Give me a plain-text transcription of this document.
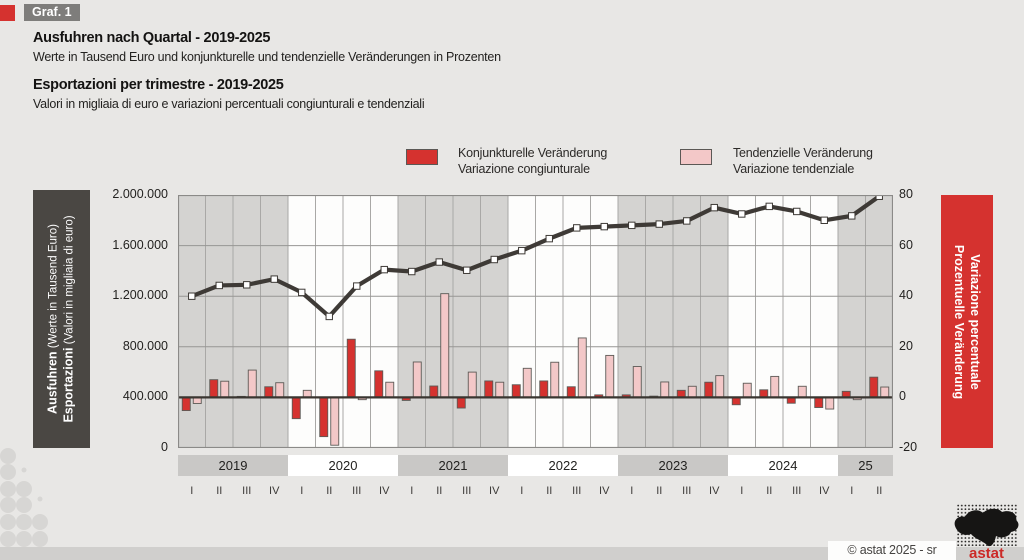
Graf. 1
Ausfuhren nach Quartal - 2019-2025
Werte in Tausend Euro und konjunkturelle und tendenzielle Veränderungen in Prozenten
Esportazioni per trimestre - 2019-2025
Valori in migliaia di euro e variazioni percentuali congiunturali e tendenziali
Konjunkturelle Veränderung
Variazione congiunturale
Tendenzielle Veränderung
Variazione tendenziale
Ausfuhren (Werte in Tausend Euro)
Esportazioni (Valori in migliaia di euro)	Prozentuelle Veränderung Variazione percentuale
2.000.000
1.600.000
1.200.000
800.000
400.000
0
80
60
40
20
0
-20
2019	2020	2021	2022	2023	2024	25
I	II	III	IV	I	II	III	IV	I	II	III	IV	I	II	III	IV	I	II	III	IV	I	II	III	IV	I	II
© astat 2025 - sr	astat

** Written exercise **
Return the records exactly. Don't carry the pictures over.

** Response to the exercise **
Give me a plain-text transcription of this document.
Graf. 1
Ausfuhren nach Quartal - 2019-2025
Werte in Tausend Euro und konjunkturelle und tendenzielle Veränderungen in Prozenten
Esportazioni per trimestre - 2019-2025
Valori in migliaia di euro e variazioni percentuali congiunturali e tendenziali
Konjunkturelle Veränderung
Variazione congiunturale
Tendenzielle Veränderung
Variazione tendenziale
Ausfuhren (Werte in Tausend Euro)
Esportazioni (Valori in migliaia di euro)	Prozentuelle Veränderung Variazione percentuale
2.000.000
1.600.000
1.200.000
800.000
400.000
0
80
60
40
20
0
-20
2019	2020	2021	2022	2023	2024	25
I	II	III	IV	I	II	III	IV	I	II	III	IV	I	II	III	IV	I	II	III	IV	I	II	III	IV	I	II
© astat 2025 - sr	astat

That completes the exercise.